Given request: Check every line of the material below for "title". Give the number of lines that have it, and only that.

(Figure contents as structured data)
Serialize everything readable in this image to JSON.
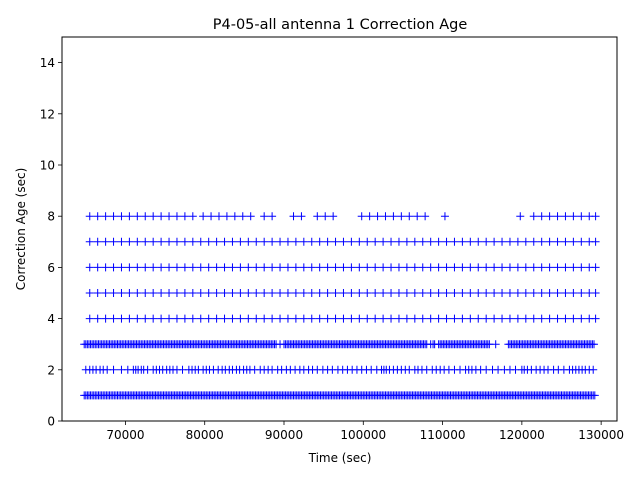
{
  "chart_data": {
    "type": "scatter",
    "title": "P4-05-all antenna 1 Correction Age",
    "xlabel": "Time (sec)",
    "ylabel": "Correction Age (sec)",
    "xlim": [
      62000,
      132000
    ],
    "ylim": [
      0,
      15
    ],
    "xticks": [
      70000,
      80000,
      90000,
      100000,
      110000,
      120000,
      130000
    ],
    "yticks": [
      0,
      2,
      4,
      6,
      8,
      10,
      12,
      14
    ],
    "xtick_labels": [
      "70000",
      "80000",
      "90000",
      "100000",
      "110000",
      "120000",
      "130000"
    ],
    "ytick_labels": [
      "0",
      "2",
      "4",
      "6",
      "8",
      "10",
      "12",
      "14"
    ],
    "marker": "+",
    "color": "#0000ff",
    "grid": false,
    "series": [
      {
        "y": 1,
        "x": [
          64800,
          65000,
          65200,
          65400,
          65600,
          65800,
          66000,
          66200,
          66400,
          66600,
          66800,
          67000,
          67200,
          67400,
          67600,
          67800,
          68000,
          68200,
          68400,
          68600,
          68800,
          69000,
          69200,
          69400,
          69600,
          69800,
          70000,
          70200,
          70400,
          70600,
          70800,
          71000,
          71200,
          71400,
          71600,
          71800,
          72000,
          72200,
          72400,
          72600,
          72800,
          73000,
          73200,
          73400,
          73600,
          73800,
          74000,
          74200,
          74400,
          74600,
          74800,
          75000,
          75200,
          75400,
          75600,
          75800,
          76000,
          76200,
          76400,
          76600,
          76800,
          77000,
          77200,
          77400,
          77600,
          77800,
          78000,
          78200,
          78400,
          78600,
          78800,
          79000,
          79200,
          79400,
          79600,
          79800,
          80000,
          80200,
          80400,
          80600,
          80800,
          81000,
          81200,
          81400,
          81600,
          81800,
          82000,
          82200,
          82400,
          82600,
          82800,
          83000,
          83200,
          83400,
          83600,
          83800,
          84000,
          84200,
          84400,
          84600,
          84800,
          85000,
          85200,
          85400,
          85600,
          85800,
          86000,
          86200,
          86400,
          86600,
          86800,
          87000,
          87200,
          87400,
          87600,
          87800,
          88000,
          88200,
          88400,
          88600,
          88800,
          89000,
          89200,
          89400,
          89600,
          89800,
          90000,
          90200,
          90400,
          90600,
          90800,
          91000,
          91200,
          91400,
          91600,
          91800,
          92000,
          92200,
          92400,
          92600,
          92800,
          93000,
          93200,
          93400,
          93600,
          93800,
          94000,
          94200,
          94400,
          94600,
          94800,
          95000,
          95200,
          95400,
          95600,
          95800,
          96000,
          96200,
          96400,
          96600,
          96800,
          97000,
          97200,
          97400,
          97600,
          97800,
          98000,
          98200,
          98400,
          98600,
          98800,
          99000,
          99200,
          99400,
          99600,
          99800,
          100000,
          100200,
          100400,
          100600,
          100800,
          101000,
          101200,
          101400,
          101600,
          101800,
          102000,
          102200,
          102400,
          102600,
          102800,
          103000,
          103200,
          103400,
          103600,
          103800,
          104000,
          104200,
          104400,
          104600,
          104800,
          105000,
          105200,
          105400,
          105600,
          105800,
          106000,
          106200,
          106400,
          106600,
          106800,
          107000,
          107200,
          107400,
          107600,
          107800,
          108000,
          108200,
          108400,
          108600,
          108800,
          109000,
          109200,
          109400,
          109600,
          109800,
          110000,
          110200,
          110400,
          110600,
          110800,
          111000,
          111200,
          111400,
          111600,
          111800,
          112000,
          112200,
          112400,
          112600,
          112800,
          113000,
          113200,
          113400,
          113600,
          113800,
          114000,
          114200,
          114400,
          114600,
          114800,
          115000,
          115200,
          115400,
          115600,
          115800,
          116000,
          116200,
          116400,
          116600,
          116800,
          117000,
          117200,
          117400,
          117600,
          117800,
          118000,
          118200,
          118400,
          118600,
          118800,
          119000,
          119200,
          119400,
          119600,
          119800,
          120000,
          120200,
          120400,
          120600,
          120800,
          121000,
          121200,
          121400,
          121600,
          121800,
          122000,
          122200,
          122400,
          122600,
          122800,
          123000,
          123200,
          123400,
          123600,
          123800,
          124000,
          124200,
          124400,
          124600,
          124800,
          125000,
          125200,
          125400,
          125600,
          125800,
          126000,
          126200,
          126400,
          126600,
          126800,
          127000,
          127200,
          127400,
          127600,
          127800,
          128000,
          128200,
          128400,
          128600,
          128800,
          129000,
          129200
        ]
      },
      {
        "y": 2,
        "x": [
          65000,
          65500,
          65900,
          66300,
          66800,
          67200,
          67700,
          68500,
          69500,
          70300,
          71000,
          71300,
          71600,
          72000,
          72300,
          72800,
          73500,
          73900,
          74300,
          74700,
          75200,
          75600,
          76000,
          76500,
          77200,
          78000,
          78400,
          78800,
          79200,
          79800,
          80200,
          80600,
          81100,
          81700,
          82200,
          82600,
          83100,
          83500,
          84000,
          84400,
          84900,
          85300,
          85700,
          86300,
          87000,
          87500,
          88000,
          88500,
          89200,
          89700,
          90300,
          90800,
          91400,
          92000,
          92500,
          93100,
          93600,
          94200,
          94900,
          95500,
          96100,
          96800,
          97400,
          98000,
          98600,
          99200,
          99800,
          100400,
          101000,
          101700,
          102300,
          102600,
          102900,
          103300,
          103800,
          104300,
          104800,
          105300,
          105800,
          106500,
          106900,
          107400,
          108000,
          108700,
          109200,
          109700,
          110200,
          110800,
          111500,
          112200,
          112900,
          113300,
          113700,
          114200,
          114800,
          115500,
          116300,
          117000,
          117800,
          118500,
          119200,
          120000,
          120300,
          120700,
          121200,
          121800,
          122300,
          122800,
          123300,
          124000,
          124600,
          125300,
          126000,
          126400,
          126800,
          127200,
          127600,
          128000,
          128500,
          129000
        ]
      },
      {
        "y": 3,
        "x": [
          64800,
          65000,
          65200,
          65400,
          65600,
          65800,
          66000,
          66200,
          66400,
          66600,
          66800,
          67000,
          67200,
          67400,
          67600,
          67800,
          68000,
          68200,
          68400,
          68600,
          68800,
          69000,
          69200,
          69400,
          69600,
          69800,
          70000,
          70200,
          70400,
          70600,
          70800,
          71000,
          71200,
          71400,
          71600,
          71800,
          72000,
          72200,
          72400,
          72600,
          72800,
          73000,
          73200,
          73400,
          73600,
          73800,
          74000,
          74200,
          74400,
          74600,
          74800,
          75000,
          75200,
          75400,
          75600,
          75800,
          76000,
          76200,
          76400,
          76600,
          76800,
          77000,
          77200,
          77400,
          77600,
          77800,
          78000,
          78200,
          78400,
          78600,
          78800,
          79000,
          79200,
          79400,
          79600,
          79800,
          80000,
          80200,
          80400,
          80600,
          80800,
          81000,
          81200,
          81400,
          81600,
          81800,
          82000,
          82200,
          82400,
          82600,
          82800,
          83000,
          83200,
          83400,
          83600,
          83800,
          84000,
          84200,
          84400,
          84600,
          84800,
          85000,
          85200,
          85400,
          85600,
          85800,
          86000,
          86200,
          86400,
          86600,
          86800,
          87000,
          87200,
          87400,
          87600,
          87800,
          88000,
          88200,
          88400,
          88600,
          88800,
          89000,
          89500,
          90000,
          90200,
          90400,
          90600,
          90800,
          91000,
          91200,
          91400,
          91600,
          91800,
          92000,
          92200,
          92400,
          92600,
          92800,
          93000,
          93200,
          93400,
          93600,
          93800,
          94000,
          94200,
          94400,
          94600,
          94800,
          95000,
          95200,
          95400,
          95600,
          95800,
          96000,
          96200,
          96400,
          96600,
          96800,
          97000,
          97200,
          97400,
          97600,
          97800,
          98000,
          98200,
          98400,
          98600,
          98800,
          99000,
          99200,
          99400,
          99600,
          99800,
          100000,
          100200,
          100400,
          100600,
          100800,
          101000,
          101200,
          101400,
          101600,
          101800,
          102000,
          102200,
          102400,
          102600,
          102800,
          103000,
          103200,
          103400,
          103600,
          103800,
          104000,
          104200,
          104400,
          104600,
          104800,
          105000,
          105200,
          105400,
          105600,
          105800,
          106000,
          106200,
          106400,
          106600,
          106800,
          107000,
          107200,
          107400,
          107600,
          107800,
          108000,
          108500,
          108800,
          109000,
          109500,
          109700,
          109900,
          110100,
          110300,
          110500,
          110700,
          110900,
          111100,
          111300,
          111500,
          111700,
          111900,
          112100,
          112300,
          112500,
          112700,
          112900,
          113100,
          113300,
          113500,
          113700,
          113900,
          114100,
          114300,
          114500,
          114700,
          114900,
          115100,
          115300,
          115500,
          115700,
          115900,
          116700,
          118300,
          118500,
          118700,
          118900,
          119100,
          119300,
          119500,
          119700,
          119900,
          120100,
          120300,
          120500,
          120700,
          120900,
          121100,
          121300,
          121500,
          121700,
          121900,
          122100,
          122300,
          122500,
          122700,
          122900,
          123100,
          123300,
          123500,
          123700,
          123900,
          124100,
          124300,
          124500,
          124700,
          124900,
          125100,
          125300,
          125500,
          125700,
          125900,
          126100,
          126300,
          126500,
          126700,
          126900,
          127100,
          127300,
          127500,
          127700,
          127900,
          128100,
          128300,
          128500,
          128700,
          128900,
          129100
        ]
      },
      {
        "y": 4,
        "x": [
          65500,
          66500,
          67500,
          68500,
          69500,
          70500,
          71500,
          72500,
          73500,
          74500,
          75500,
          76500,
          77500,
          78500,
          79500,
          80500,
          81500,
          82500,
          83500,
          84500,
          85500,
          86500,
          87500,
          88500,
          89500,
          90500,
          91500,
          92500,
          93500,
          94500,
          95500,
          96500,
          97500,
          98500,
          99500,
          100500,
          101500,
          102500,
          103500,
          104500,
          105500,
          106500,
          107500,
          108500,
          109500,
          110500,
          111500,
          112500,
          113500,
          114500,
          115500,
          116500,
          117500,
          118500,
          119500,
          120500,
          121500,
          122500,
          123500,
          124500,
          125500,
          126500,
          127500,
          128500,
          129300
        ]
      },
      {
        "y": 5,
        "x": [
          65500,
          66500,
          67500,
          68500,
          69500,
          70500,
          71500,
          72500,
          73500,
          74500,
          75500,
          76500,
          77500,
          78500,
          79500,
          80500,
          81500,
          82500,
          83500,
          84500,
          85500,
          86500,
          87500,
          88500,
          89500,
          90500,
          91500,
          92500,
          93500,
          94500,
          95500,
          96500,
          97500,
          98500,
          99500,
          100500,
          101500,
          102500,
          103500,
          104500,
          105500,
          106500,
          107500,
          108500,
          109500,
          110500,
          111500,
          112500,
          113500,
          114500,
          115500,
          116500,
          117500,
          118500,
          119500,
          120500,
          121500,
          122500,
          123500,
          124500,
          125500,
          126500,
          127500,
          128500,
          129300
        ]
      },
      {
        "y": 6,
        "x": [
          65500,
          66500,
          67500,
          68500,
          69500,
          70500,
          71500,
          72500,
          73500,
          74500,
          75500,
          76500,
          77500,
          78500,
          79500,
          80500,
          81500,
          82500,
          83500,
          84500,
          85500,
          86500,
          87500,
          88500,
          89500,
          90500,
          91500,
          92500,
          93500,
          94500,
          95500,
          96500,
          97500,
          98500,
          99500,
          100500,
          101500,
          102500,
          103500,
          104500,
          105500,
          106500,
          107500,
          108500,
          109500,
          110500,
          111500,
          112500,
          113500,
          114500,
          115500,
          116500,
          117500,
          118500,
          119500,
          120500,
          121500,
          122500,
          123500,
          124500,
          125500,
          126500,
          127500,
          128500,
          129300
        ]
      },
      {
        "y": 7,
        "x": [
          65500,
          66500,
          67500,
          68500,
          69500,
          70500,
          71500,
          72500,
          73500,
          74500,
          75500,
          76500,
          77500,
          78500,
          79500,
          80500,
          81500,
          82500,
          83500,
          84500,
          85500,
          86500,
          87500,
          88500,
          89500,
          90500,
          91500,
          92500,
          93500,
          94500,
          95500,
          96500,
          97500,
          98500,
          99500,
          100500,
          101500,
          102500,
          103500,
          104500,
          105500,
          106500,
          107500,
          108500,
          109500,
          110500,
          111500,
          112500,
          113500,
          114500,
          115500,
          116500,
          117500,
          118500,
          119500,
          120500,
          121500,
          122500,
          123500,
          124500,
          125500,
          126500,
          127500,
          128500,
          129300
        ]
      },
      {
        "y": 8,
        "x": [
          65500,
          66500,
          67500,
          68500,
          69500,
          70500,
          71500,
          72500,
          73500,
          74500,
          75500,
          76500,
          77500,
          78500,
          79800,
          80800,
          81800,
          82800,
          83800,
          84800,
          85800,
          87500,
          88500,
          91200,
          92200,
          94200,
          95200,
          96200,
          99800,
          100800,
          101800,
          102800,
          103800,
          104800,
          105800,
          106800,
          107800,
          110300,
          119800,
          121500,
          122500,
          123500,
          124500,
          125500,
          126500,
          127500,
          128500,
          129300
        ]
      }
    ]
  }
}
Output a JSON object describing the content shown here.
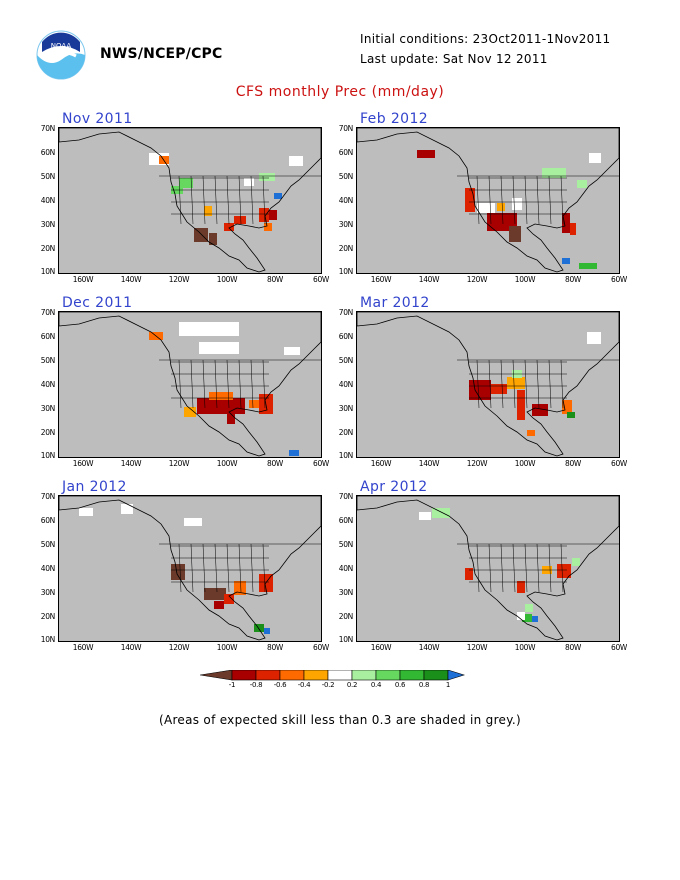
{
  "header": {
    "org": "NWS/NCEP/CPC",
    "initial_conditions": "Initial conditions: 23Oct2011-1Nov2011",
    "last_update": "Last update: Sat Nov 12 2011",
    "title": "CFS monthly Prec (mm/day)",
    "logo_text": "NOAA"
  },
  "panels": [
    {
      "title": "Nov 2011"
    },
    {
      "title": "Feb 2012"
    },
    {
      "title": "Dec 2011"
    },
    {
      "title": "Mar 2012"
    },
    {
      "title": "Jan 2012"
    },
    {
      "title": "Apr 2012"
    }
  ],
  "axes": {
    "lat_labels": [
      "70N",
      "60N",
      "50N",
      "40N",
      "30N",
      "20N",
      "10N"
    ],
    "lon_labels": [
      "160W",
      "140W",
      "120W",
      "100W",
      "80W",
      "60W"
    ]
  },
  "colorbar": {
    "labels": [
      "-1",
      "-0.8",
      "-0.6",
      "-0.4",
      "-0.2",
      "0.2",
      "0.4",
      "0.6",
      "0.8",
      "1"
    ],
    "colors": [
      "#6b3a2a",
      "#a80000",
      "#dd2200",
      "#ff6a00",
      "#ffa500",
      "#ffffff",
      "#a8f0a0",
      "#66d860",
      "#33b833",
      "#1a8f1a",
      "#1e6fd6"
    ]
  },
  "footnote": "(Areas of expected skill less than 0.3 are shaded in grey.)"
}
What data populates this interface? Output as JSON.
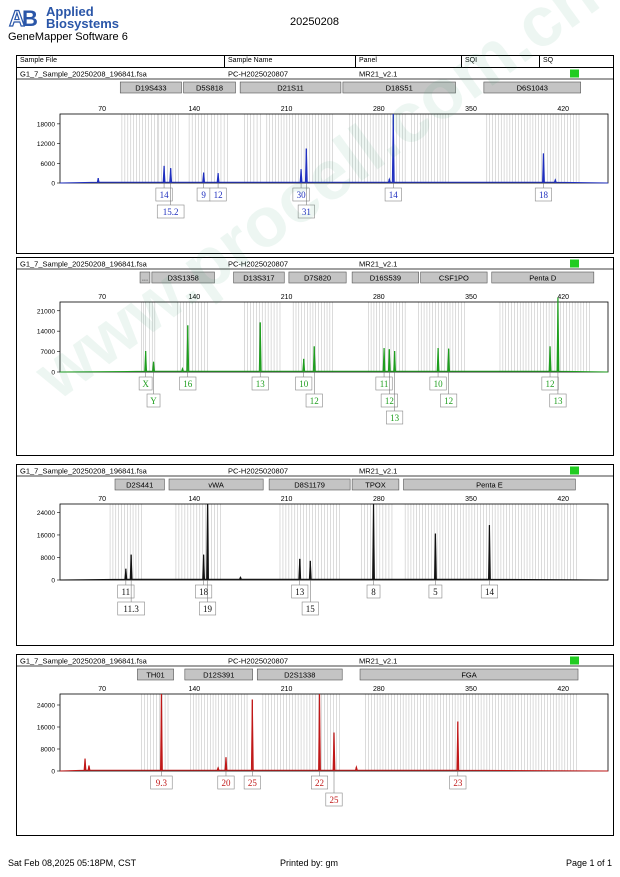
{
  "header": {
    "brand_line1": "Applied",
    "brand_line2": "Biosystems",
    "software": "GeneMapper Software 6",
    "date": "20250208",
    "columns": [
      "Sample File",
      "Sample Name",
      "Panel",
      "SQI",
      "SQ"
    ]
  },
  "footer": {
    "printed_at": "Sat Feb 08,2025 05:18PM, CST",
    "printed_by": "Printed by: gm",
    "page": "Page 1 of 1"
  },
  "watermark": "www.procell.com.cn",
  "status_color": "#22cc22",
  "chart_data": [
    {
      "type": "line",
      "sample_file": "G1_7_Sample_20250208_196841.fsa",
      "sample_name": "PC-H2025020807",
      "panel": "MR21_v2.1",
      "color": "#1f2fbf",
      "x_ticks": [
        70,
        140,
        210,
        280,
        350,
        420
      ],
      "y_ticks": [
        0,
        6000,
        12000,
        18000
      ],
      "ylim": [
        0,
        21000
      ],
      "markers": [
        {
          "label": "D19S433",
          "x0": 83,
          "x1": 131
        },
        {
          "label": "D5S818",
          "x0": 131,
          "x1": 172
        },
        {
          "label": "D21S11",
          "x0": 174,
          "x1": 252
        },
        {
          "label": "D18S51",
          "x0": 252,
          "x1": 339
        },
        {
          "label": "D6S1043",
          "x0": 359,
          "x1": 434
        }
      ],
      "peaks": [
        {
          "x": 67,
          "h": 1500
        },
        {
          "x": 117,
          "h": 5200
        },
        {
          "x": 122,
          "h": 4500
        },
        {
          "x": 147,
          "h": 3200
        },
        {
          "x": 158,
          "h": 3000
        },
        {
          "x": 221,
          "h": 4200
        },
        {
          "x": 225,
          "h": 10500
        },
        {
          "x": 291,
          "h": 21000
        },
        {
          "x": 288,
          "h": 1200
        },
        {
          "x": 405,
          "h": 9000
        },
        {
          "x": 414,
          "h": 1000
        }
      ],
      "alleles": [
        {
          "x": 117,
          "row": 1,
          "text": "14"
        },
        {
          "x": 122,
          "row": 2,
          "text": "15.2"
        },
        {
          "x": 147,
          "row": 1,
          "text": "9"
        },
        {
          "x": 158,
          "row": 1,
          "text": "12"
        },
        {
          "x": 221,
          "row": 1,
          "text": "30"
        },
        {
          "x": 225,
          "row": 2,
          "text": "31"
        },
        {
          "x": 291,
          "row": 1,
          "text": "14"
        },
        {
          "x": 405,
          "row": 1,
          "text": "18"
        }
      ],
      "bins": [
        [
          85,
          112
        ],
        [
          113,
          128
        ],
        [
          136,
          150
        ],
        [
          153,
          165
        ],
        [
          178,
          190
        ],
        [
          195,
          245
        ],
        [
          258,
          300
        ],
        [
          305,
          333
        ],
        [
          362,
          432
        ]
      ]
    },
    {
      "type": "line",
      "sample_file": "G1_7_Sample_20250208_196841.fsa",
      "sample_name": "PC-H2025020807",
      "panel": "MR21_v2.1",
      "color": "#1e9e1e",
      "x_ticks": [
        70,
        140,
        210,
        280,
        350,
        420
      ],
      "y_ticks": [
        0,
        7000,
        14000,
        21000
      ],
      "ylim": [
        0,
        24000
      ],
      "markers": [
        {
          "label": "...",
          "x0": 98,
          "x1": 107
        },
        {
          "label": "D3S1358",
          "x0": 107,
          "x1": 156
        },
        {
          "label": "D13S317",
          "x0": 169,
          "x1": 209
        },
        {
          "label": "D7S820",
          "x0": 211,
          "x1": 256
        },
        {
          "label": "D16S539",
          "x0": 259,
          "x1": 311
        },
        {
          "label": "CSF1PO",
          "x0": 311,
          "x1": 363
        },
        {
          "label": "Penta D",
          "x0": 365,
          "x1": 444
        }
      ],
      "peaks": [
        {
          "x": 103,
          "h": 7200
        },
        {
          "x": 109,
          "h": 3500
        },
        {
          "x": 135,
          "h": 16000
        },
        {
          "x": 131,
          "h": 1200
        },
        {
          "x": 190,
          "h": 17000
        },
        {
          "x": 223,
          "h": 4500
        },
        {
          "x": 231,
          "h": 8800
        },
        {
          "x": 284,
          "h": 8200
        },
        {
          "x": 288,
          "h": 7800
        },
        {
          "x": 292,
          "h": 7200
        },
        {
          "x": 325,
          "h": 8200
        },
        {
          "x": 333,
          "h": 8000
        },
        {
          "x": 410,
          "h": 8800
        },
        {
          "x": 416,
          "h": 25500
        }
      ],
      "alleles": [
        {
          "x": 103,
          "row": 1,
          "text": "X"
        },
        {
          "x": 109,
          "row": 2,
          "text": "Y"
        },
        {
          "x": 135,
          "row": 1,
          "text": "16"
        },
        {
          "x": 190,
          "row": 1,
          "text": "13"
        },
        {
          "x": 223,
          "row": 1,
          "text": "10"
        },
        {
          "x": 231,
          "row": 2,
          "text": "12"
        },
        {
          "x": 284,
          "row": 1,
          "text": "11"
        },
        {
          "x": 288,
          "row": 2,
          "text": "12"
        },
        {
          "x": 292,
          "row": 3,
          "text": "13"
        },
        {
          "x": 325,
          "row": 1,
          "text": "10"
        },
        {
          "x": 333,
          "row": 2,
          "text": "12"
        },
        {
          "x": 410,
          "row": 1,
          "text": "12"
        },
        {
          "x": 416,
          "row": 2,
          "text": "13"
        }
      ],
      "bins": [
        [
          100,
          103
        ],
        [
          106,
          110
        ],
        [
          127,
          150
        ],
        [
          178,
          205
        ],
        [
          215,
          245
        ],
        [
          272,
          300
        ],
        [
          310,
          345
        ],
        [
          372,
          440
        ]
      ]
    },
    {
      "type": "line",
      "sample_file": "G1_7_Sample_20250208_196841.fsa",
      "sample_name": "PC-H2025020807",
      "panel": "MR21_v2.1",
      "color": "#111111",
      "x_ticks": [
        70,
        140,
        210,
        280,
        350,
        420
      ],
      "y_ticks": [
        0,
        8000,
        16000,
        24000
      ],
      "ylim": [
        0,
        27000
      ],
      "markers": [
        {
          "label": "D2S441",
          "x0": 79,
          "x1": 118
        },
        {
          "label": "vWA",
          "x0": 120,
          "x1": 193
        },
        {
          "label": "D8S1179",
          "x0": 196,
          "x1": 259
        },
        {
          "label": "TPOX",
          "x0": 259,
          "x1": 296
        },
        {
          "label": "Penta E",
          "x0": 298,
          "x1": 430
        }
      ],
      "peaks": [
        {
          "x": 88,
          "h": 4000
        },
        {
          "x": 92,
          "h": 9000
        },
        {
          "x": 147,
          "h": 9000
        },
        {
          "x": 150,
          "h": 27000
        },
        {
          "x": 220,
          "h": 7500
        },
        {
          "x": 228,
          "h": 6800
        },
        {
          "x": 276,
          "h": 27000
        },
        {
          "x": 323,
          "h": 16500
        },
        {
          "x": 364,
          "h": 19500
        },
        {
          "x": 175,
          "h": 1000
        }
      ],
      "alleles": [
        {
          "x": 88,
          "row": 1,
          "text": "11"
        },
        {
          "x": 92,
          "row": 2,
          "text": "11.3"
        },
        {
          "x": 147,
          "row": 1,
          "text": "18"
        },
        {
          "x": 150,
          "row": 2,
          "text": "19"
        },
        {
          "x": 220,
          "row": 1,
          "text": "13"
        },
        {
          "x": 228,
          "row": 2,
          "text": "15"
        },
        {
          "x": 276,
          "row": 1,
          "text": "8"
        },
        {
          "x": 323,
          "row": 1,
          "text": "5"
        },
        {
          "x": 364,
          "row": 1,
          "text": "14"
        }
      ],
      "bins": [
        [
          76,
          100
        ],
        [
          126,
          160
        ],
        [
          205,
          250
        ],
        [
          267,
          290
        ],
        [
          300,
          430
        ]
      ]
    },
    {
      "type": "line",
      "sample_file": "G1_7_Sample_20250208_196841.fsa",
      "sample_name": "PC-H2025020807",
      "panel": "MR21_v2.1",
      "color": "#c01818",
      "x_ticks": [
        70,
        140,
        210,
        280,
        350,
        420
      ],
      "y_ticks": [
        0,
        8000,
        16000,
        24000
      ],
      "ylim": [
        0,
        28000
      ],
      "markers": [
        {
          "label": "TH01",
          "x0": 96,
          "x1": 125
        },
        {
          "label": "D12S391",
          "x0": 132,
          "x1": 185
        },
        {
          "label": "D2S1338",
          "x0": 187,
          "x1": 253
        },
        {
          "label": "FGA",
          "x0": 265,
          "x1": 432
        }
      ],
      "peaks": [
        {
          "x": 57,
          "h": 4500
        },
        {
          "x": 60,
          "h": 2000
        },
        {
          "x": 115,
          "h": 28000
        },
        {
          "x": 164,
          "h": 5000
        },
        {
          "x": 184,
          "h": 26000
        },
        {
          "x": 235,
          "h": 28000
        },
        {
          "x": 246,
          "h": 14000
        },
        {
          "x": 340,
          "h": 18000
        },
        {
          "x": 158,
          "h": 1200
        },
        {
          "x": 263,
          "h": 1500
        }
      ],
      "alleles": [
        {
          "x": 115,
          "row": 1,
          "text": "9.3"
        },
        {
          "x": 164,
          "row": 1,
          "text": "20"
        },
        {
          "x": 184,
          "row": 1,
          "text": "25"
        },
        {
          "x": 235,
          "row": 1,
          "text": "22"
        },
        {
          "x": 246,
          "row": 2,
          "text": "25"
        },
        {
          "x": 340,
          "row": 1,
          "text": "23"
        }
      ],
      "bins": [
        [
          100,
          120
        ],
        [
          137,
          180
        ],
        [
          192,
          250
        ],
        [
          270,
          430
        ]
      ]
    }
  ]
}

Exercise answer: 8